--- START Material for this task ---

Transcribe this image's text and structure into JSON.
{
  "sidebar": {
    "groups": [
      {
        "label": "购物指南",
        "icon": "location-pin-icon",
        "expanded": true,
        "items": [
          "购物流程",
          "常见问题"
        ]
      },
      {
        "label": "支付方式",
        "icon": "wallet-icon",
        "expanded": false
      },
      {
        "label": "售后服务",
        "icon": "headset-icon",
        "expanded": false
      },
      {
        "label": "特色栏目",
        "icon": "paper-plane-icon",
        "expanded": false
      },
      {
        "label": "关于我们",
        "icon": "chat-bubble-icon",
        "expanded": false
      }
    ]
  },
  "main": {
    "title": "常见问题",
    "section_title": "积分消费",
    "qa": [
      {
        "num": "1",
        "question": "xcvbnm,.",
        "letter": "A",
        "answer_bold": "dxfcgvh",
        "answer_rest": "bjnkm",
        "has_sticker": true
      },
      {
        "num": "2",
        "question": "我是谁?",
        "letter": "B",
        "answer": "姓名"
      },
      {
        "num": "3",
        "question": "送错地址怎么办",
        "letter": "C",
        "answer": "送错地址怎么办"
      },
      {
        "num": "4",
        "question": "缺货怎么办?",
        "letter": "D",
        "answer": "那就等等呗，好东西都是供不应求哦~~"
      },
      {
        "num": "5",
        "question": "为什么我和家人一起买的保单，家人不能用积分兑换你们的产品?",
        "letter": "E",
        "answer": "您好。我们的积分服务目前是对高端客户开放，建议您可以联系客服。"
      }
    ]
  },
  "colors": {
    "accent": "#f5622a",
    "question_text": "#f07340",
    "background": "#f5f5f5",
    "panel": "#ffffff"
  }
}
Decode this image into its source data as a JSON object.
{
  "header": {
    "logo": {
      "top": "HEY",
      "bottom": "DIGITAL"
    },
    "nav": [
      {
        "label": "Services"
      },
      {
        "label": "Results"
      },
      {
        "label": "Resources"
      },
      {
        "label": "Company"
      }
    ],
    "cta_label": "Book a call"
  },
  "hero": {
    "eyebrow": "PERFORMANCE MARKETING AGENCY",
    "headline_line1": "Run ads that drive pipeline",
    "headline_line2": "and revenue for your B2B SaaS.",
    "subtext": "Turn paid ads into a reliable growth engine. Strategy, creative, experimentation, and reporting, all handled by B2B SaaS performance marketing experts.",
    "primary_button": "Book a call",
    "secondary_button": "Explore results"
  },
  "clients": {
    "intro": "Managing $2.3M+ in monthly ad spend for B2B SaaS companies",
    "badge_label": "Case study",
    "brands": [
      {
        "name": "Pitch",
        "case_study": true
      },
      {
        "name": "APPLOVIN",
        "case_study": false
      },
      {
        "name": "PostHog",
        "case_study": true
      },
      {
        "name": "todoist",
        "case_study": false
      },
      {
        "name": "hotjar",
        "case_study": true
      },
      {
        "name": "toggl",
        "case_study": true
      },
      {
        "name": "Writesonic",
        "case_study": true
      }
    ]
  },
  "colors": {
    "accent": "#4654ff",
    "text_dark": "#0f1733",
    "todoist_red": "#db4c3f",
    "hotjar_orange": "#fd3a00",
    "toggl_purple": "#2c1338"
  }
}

--- END Material for this task ---

** Instruction **
Begin with the line that contains "Decode this image" and set down each line exactly until the records above end, including the final line.

** Result **
Decode this image into its source data as a JSON object.
{
  "header": {
    "logo": {
      "top": "HEY",
      "bottom": "DIGITAL"
    },
    "nav": [
      {
        "label": "Services"
      },
      {
        "label": "Results"
      },
      {
        "label": "Resources"
      },
      {
        "label": "Company"
      }
    ],
    "cta_label": "Book a call"
  },
  "hero": {
    "eyebrow": "PERFORMANCE MARKETING AGENCY",
    "headline_line1": "Run ads that drive pipeline",
    "headline_line2": "and revenue for your B2B SaaS.",
    "subtext": "Turn paid ads into a reliable growth engine. Strategy, creative, experimentation, and reporting, all handled by B2B SaaS performance marketing experts.",
    "primary_button": "Book a call",
    "secondary_button": "Explore results"
  },
  "clients": {
    "intro": "Managing $2.3M+ in monthly ad spend for B2B SaaS companies",
    "badge_label": "Case study",
    "brands": [
      {
        "name": "Pitch",
        "case_study": true
      },
      {
        "name": "APPLOVIN",
        "case_study": false
      },
      {
        "name": "PostHog",
        "case_study": true
      },
      {
        "name": "todoist",
        "case_study": false
      },
      {
        "name": "hotjar",
        "case_study": true
      },
      {
        "name": "toggl",
        "case_study": true
      },
      {
        "name": "Writesonic",
        "case_study": true
      }
    ]
  },
  "colors": {
    "accent": "#4654ff",
    "text_dark": "#0f1733",
    "todoist_red": "#db4c3f",
    "hotjar_orange": "#fd3a00",
    "toggl_purple": "#2c1338"
  }
}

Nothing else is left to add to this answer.